***** Provided text *****
The instructions provide the following information about meeting this criterion:

1. No or limited foreign activity. During a domestic partnership’s tax year 2022, the domestic partnership either has no foreign activity (as defined below), or, if it does have foreign activity, such foreign activity is limited to

  • Passive category foreign income (determined without regard to the high-taxed income exception under section 904(d)(2)(B)(iii));

  • Upon which not more than $300 of foreign income taxes allowable as a credit under section 901 are treated as paid or accrued by the partnership; and

  • Such income and taxes are shown on a payee statement (as defined in section 6724(d)(2)) that is furnished or treated as furnished to the partnership.[4]

US Citizen/Resident Alien Partners

Assuming the partnership met the first criteria, the next test looks at the partners of the partnership.  All direct partners of the partnership must be contained on the list found in the instructions.
***** Data listing *****
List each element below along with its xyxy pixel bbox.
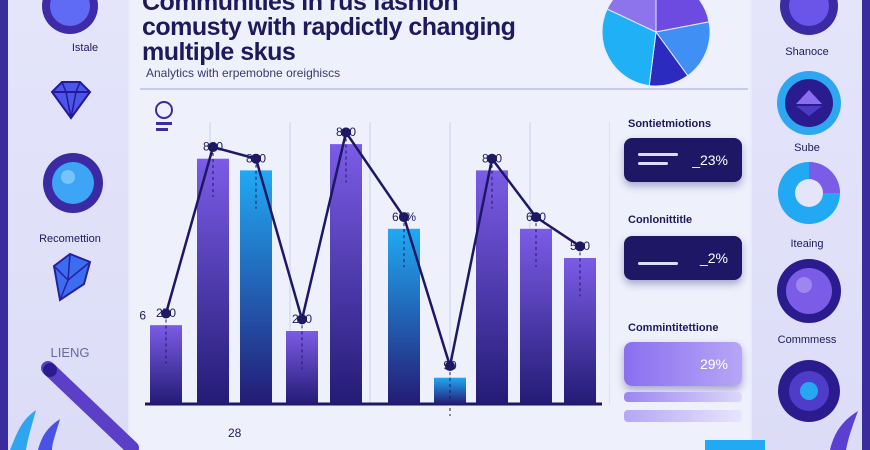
*****
***** Data listing *****
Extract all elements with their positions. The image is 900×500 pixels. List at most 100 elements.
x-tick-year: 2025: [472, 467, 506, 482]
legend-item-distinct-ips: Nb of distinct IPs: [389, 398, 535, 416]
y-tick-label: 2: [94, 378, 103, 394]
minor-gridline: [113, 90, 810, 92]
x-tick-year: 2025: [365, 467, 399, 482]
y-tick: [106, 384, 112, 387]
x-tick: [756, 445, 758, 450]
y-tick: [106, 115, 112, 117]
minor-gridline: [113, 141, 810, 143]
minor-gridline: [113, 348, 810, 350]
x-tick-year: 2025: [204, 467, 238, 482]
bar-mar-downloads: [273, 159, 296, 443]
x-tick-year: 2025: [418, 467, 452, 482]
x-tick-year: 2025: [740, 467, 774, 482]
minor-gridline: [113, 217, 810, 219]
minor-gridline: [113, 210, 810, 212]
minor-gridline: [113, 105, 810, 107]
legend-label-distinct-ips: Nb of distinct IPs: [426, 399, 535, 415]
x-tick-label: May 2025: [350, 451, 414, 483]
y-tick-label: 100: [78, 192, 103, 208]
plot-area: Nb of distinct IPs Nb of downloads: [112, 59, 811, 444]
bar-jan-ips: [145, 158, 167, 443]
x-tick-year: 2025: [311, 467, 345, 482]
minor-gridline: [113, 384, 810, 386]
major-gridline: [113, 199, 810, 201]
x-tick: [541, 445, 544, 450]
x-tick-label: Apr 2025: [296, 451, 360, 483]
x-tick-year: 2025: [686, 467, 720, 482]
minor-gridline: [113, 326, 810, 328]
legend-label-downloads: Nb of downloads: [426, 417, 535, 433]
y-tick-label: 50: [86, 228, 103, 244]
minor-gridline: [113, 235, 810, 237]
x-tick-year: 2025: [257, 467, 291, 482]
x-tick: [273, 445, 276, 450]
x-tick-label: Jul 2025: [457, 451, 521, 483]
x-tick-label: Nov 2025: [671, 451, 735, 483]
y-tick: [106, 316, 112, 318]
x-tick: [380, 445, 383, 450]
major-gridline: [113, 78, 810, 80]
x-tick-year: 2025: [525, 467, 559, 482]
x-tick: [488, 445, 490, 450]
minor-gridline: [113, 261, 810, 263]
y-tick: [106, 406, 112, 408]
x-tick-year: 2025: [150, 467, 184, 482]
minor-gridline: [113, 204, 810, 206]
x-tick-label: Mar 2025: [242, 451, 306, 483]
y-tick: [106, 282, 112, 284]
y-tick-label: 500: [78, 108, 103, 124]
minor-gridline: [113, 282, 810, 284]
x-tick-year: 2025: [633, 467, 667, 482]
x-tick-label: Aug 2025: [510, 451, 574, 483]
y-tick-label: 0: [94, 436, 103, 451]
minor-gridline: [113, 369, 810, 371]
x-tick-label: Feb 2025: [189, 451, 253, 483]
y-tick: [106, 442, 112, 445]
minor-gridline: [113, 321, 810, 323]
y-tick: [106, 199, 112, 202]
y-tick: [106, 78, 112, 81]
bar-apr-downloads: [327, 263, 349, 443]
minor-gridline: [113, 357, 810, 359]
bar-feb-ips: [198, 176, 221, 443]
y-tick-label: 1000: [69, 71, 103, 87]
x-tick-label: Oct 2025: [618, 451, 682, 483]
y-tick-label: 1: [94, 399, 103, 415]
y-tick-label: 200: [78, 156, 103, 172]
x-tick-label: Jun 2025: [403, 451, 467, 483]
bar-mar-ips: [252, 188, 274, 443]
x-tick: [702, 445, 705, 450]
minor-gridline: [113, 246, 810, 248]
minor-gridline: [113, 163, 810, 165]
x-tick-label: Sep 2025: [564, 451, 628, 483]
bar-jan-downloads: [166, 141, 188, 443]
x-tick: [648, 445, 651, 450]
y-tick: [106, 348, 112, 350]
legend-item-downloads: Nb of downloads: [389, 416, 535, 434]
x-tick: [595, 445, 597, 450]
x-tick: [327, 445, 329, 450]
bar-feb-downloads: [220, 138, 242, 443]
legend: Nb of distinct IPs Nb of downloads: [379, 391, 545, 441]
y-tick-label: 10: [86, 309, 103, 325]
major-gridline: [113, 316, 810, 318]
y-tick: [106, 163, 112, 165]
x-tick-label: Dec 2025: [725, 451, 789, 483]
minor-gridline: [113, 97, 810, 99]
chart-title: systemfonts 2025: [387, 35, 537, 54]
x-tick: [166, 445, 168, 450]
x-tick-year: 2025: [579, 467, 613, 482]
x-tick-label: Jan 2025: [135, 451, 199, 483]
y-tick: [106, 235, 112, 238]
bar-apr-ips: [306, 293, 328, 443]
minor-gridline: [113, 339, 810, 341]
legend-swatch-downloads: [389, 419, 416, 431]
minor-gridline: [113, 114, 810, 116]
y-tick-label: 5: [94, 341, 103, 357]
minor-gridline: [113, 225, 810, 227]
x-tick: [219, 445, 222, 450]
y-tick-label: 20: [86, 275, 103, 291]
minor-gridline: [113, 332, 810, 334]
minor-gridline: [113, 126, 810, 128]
*****
## Objectives
**a)** In the partnership tax passage, what is the most in foreign income taxes allowable as a credit under section 901 that can be treated as paid or accrued by the partnership?
**b)** Output the part of the partnership tax passage that opens with the words containing "Assuming the partnership" and closes with "in the instructions.".

## Per-task outputs
**a)** Not more than $300.

**b)**
Assuming the partnership met the first criteria, the next test looks at the partners of the partnership.  All direct partners of the partnership must be contained on the list found in the instructions.